Return the lines where the word "Sentiment" occurs.

INFORMATION PROVIDED -
= = =

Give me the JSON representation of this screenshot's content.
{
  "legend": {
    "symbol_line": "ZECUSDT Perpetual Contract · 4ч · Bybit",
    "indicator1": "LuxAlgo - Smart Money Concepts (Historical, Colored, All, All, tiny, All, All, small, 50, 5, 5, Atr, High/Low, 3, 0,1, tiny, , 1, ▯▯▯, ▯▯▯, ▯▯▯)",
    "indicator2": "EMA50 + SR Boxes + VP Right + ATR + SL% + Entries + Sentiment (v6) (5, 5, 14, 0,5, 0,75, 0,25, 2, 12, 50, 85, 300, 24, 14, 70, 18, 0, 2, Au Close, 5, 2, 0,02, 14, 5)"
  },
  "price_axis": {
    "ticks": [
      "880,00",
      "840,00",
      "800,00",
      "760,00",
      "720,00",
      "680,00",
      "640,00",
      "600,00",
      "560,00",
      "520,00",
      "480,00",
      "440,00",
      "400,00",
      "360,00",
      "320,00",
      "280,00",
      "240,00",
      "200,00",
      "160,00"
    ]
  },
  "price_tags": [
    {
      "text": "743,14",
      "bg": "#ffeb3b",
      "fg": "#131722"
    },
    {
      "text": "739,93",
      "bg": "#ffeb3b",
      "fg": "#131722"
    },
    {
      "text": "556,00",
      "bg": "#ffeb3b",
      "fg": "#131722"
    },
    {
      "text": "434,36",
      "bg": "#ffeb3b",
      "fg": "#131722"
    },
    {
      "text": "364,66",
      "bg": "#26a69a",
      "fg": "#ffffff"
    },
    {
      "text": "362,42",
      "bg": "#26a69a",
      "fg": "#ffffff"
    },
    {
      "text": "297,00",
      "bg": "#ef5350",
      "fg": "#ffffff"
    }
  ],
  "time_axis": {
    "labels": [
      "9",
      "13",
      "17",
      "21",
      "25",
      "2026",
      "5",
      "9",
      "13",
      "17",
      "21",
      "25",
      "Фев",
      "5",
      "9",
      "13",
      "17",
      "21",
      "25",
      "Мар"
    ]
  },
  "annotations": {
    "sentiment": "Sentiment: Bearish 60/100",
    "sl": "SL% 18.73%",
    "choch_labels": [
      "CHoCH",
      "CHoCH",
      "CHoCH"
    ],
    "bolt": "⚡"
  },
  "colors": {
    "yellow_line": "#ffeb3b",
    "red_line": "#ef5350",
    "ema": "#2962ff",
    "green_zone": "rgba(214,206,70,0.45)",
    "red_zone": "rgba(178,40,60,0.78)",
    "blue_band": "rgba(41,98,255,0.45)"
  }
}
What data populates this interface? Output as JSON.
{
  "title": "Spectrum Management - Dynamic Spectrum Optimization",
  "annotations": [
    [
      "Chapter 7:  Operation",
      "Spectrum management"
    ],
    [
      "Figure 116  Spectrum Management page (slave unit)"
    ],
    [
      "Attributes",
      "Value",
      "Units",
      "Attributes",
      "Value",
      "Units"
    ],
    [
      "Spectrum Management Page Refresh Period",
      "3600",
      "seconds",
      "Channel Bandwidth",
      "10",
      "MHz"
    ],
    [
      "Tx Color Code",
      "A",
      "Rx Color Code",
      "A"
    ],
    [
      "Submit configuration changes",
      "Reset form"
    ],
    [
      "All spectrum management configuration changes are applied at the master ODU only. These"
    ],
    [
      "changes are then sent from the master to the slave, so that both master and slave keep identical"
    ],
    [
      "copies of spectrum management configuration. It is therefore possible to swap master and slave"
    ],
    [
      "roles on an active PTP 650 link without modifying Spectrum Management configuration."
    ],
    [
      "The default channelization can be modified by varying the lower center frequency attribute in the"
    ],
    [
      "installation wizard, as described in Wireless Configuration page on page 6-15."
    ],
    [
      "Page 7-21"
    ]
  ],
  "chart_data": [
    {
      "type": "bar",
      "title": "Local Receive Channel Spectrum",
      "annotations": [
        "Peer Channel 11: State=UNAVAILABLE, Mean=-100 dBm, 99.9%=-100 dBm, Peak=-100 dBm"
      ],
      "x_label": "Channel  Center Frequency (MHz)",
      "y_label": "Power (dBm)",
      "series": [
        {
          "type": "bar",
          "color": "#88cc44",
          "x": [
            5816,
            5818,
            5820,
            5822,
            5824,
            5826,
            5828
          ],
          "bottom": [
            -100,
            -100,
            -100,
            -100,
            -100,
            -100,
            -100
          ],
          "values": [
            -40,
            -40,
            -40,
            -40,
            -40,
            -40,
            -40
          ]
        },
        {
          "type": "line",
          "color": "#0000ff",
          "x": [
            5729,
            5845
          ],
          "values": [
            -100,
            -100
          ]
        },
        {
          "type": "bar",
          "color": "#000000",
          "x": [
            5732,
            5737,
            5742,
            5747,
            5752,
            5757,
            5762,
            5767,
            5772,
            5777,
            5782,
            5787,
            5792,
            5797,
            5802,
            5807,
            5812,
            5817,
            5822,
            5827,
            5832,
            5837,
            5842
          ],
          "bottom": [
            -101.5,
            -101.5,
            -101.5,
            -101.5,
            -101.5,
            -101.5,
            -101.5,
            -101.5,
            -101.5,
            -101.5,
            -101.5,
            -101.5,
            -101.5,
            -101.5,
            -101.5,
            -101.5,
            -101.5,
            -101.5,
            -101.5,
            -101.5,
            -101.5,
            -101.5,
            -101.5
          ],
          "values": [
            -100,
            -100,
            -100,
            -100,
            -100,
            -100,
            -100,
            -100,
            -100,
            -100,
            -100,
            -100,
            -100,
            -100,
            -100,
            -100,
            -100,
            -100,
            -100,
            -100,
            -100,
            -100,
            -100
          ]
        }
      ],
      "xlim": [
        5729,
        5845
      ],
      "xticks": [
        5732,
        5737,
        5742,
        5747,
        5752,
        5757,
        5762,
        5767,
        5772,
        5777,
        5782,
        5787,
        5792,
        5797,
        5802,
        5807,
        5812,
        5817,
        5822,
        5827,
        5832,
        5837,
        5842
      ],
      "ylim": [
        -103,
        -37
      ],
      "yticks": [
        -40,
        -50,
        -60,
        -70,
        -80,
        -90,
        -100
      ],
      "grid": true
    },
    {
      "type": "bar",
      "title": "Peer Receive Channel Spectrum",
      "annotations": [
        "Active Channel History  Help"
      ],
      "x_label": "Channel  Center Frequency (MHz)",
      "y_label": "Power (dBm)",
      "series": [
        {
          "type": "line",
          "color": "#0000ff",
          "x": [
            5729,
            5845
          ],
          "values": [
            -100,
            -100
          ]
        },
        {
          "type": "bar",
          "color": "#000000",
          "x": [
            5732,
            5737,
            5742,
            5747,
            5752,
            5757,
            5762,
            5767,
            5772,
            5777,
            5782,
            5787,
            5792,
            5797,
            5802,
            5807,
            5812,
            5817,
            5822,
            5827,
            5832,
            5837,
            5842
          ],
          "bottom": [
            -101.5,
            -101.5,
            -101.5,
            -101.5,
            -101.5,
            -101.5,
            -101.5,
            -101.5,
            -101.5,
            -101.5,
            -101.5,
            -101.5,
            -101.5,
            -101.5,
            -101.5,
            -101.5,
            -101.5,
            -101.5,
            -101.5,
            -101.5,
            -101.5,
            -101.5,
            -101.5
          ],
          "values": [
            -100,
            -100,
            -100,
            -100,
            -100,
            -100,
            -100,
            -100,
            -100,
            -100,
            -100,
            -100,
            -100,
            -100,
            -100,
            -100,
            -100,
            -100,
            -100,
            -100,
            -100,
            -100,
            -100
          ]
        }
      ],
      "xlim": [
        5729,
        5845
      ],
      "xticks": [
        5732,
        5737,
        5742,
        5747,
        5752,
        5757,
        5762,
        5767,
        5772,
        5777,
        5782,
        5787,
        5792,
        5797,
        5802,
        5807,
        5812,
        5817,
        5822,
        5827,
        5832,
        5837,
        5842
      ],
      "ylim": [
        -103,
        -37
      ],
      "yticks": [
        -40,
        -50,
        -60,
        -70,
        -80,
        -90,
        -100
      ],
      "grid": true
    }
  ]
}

= = =

SOLUTION -
    "indicator2": "EMA50 + SR Boxes + VP Right + ATR + SL% + Entries + Sentiment (v6) (5, 5, 14, 0,5, 0,75, 0,25, 2, 12, 50, 85, 300, 24, 14, 70, 18, 0, 2, Au Close, 5, 2, 0,02, 14, 5)"
    "sentiment": "Sentiment: Bearish 60/100",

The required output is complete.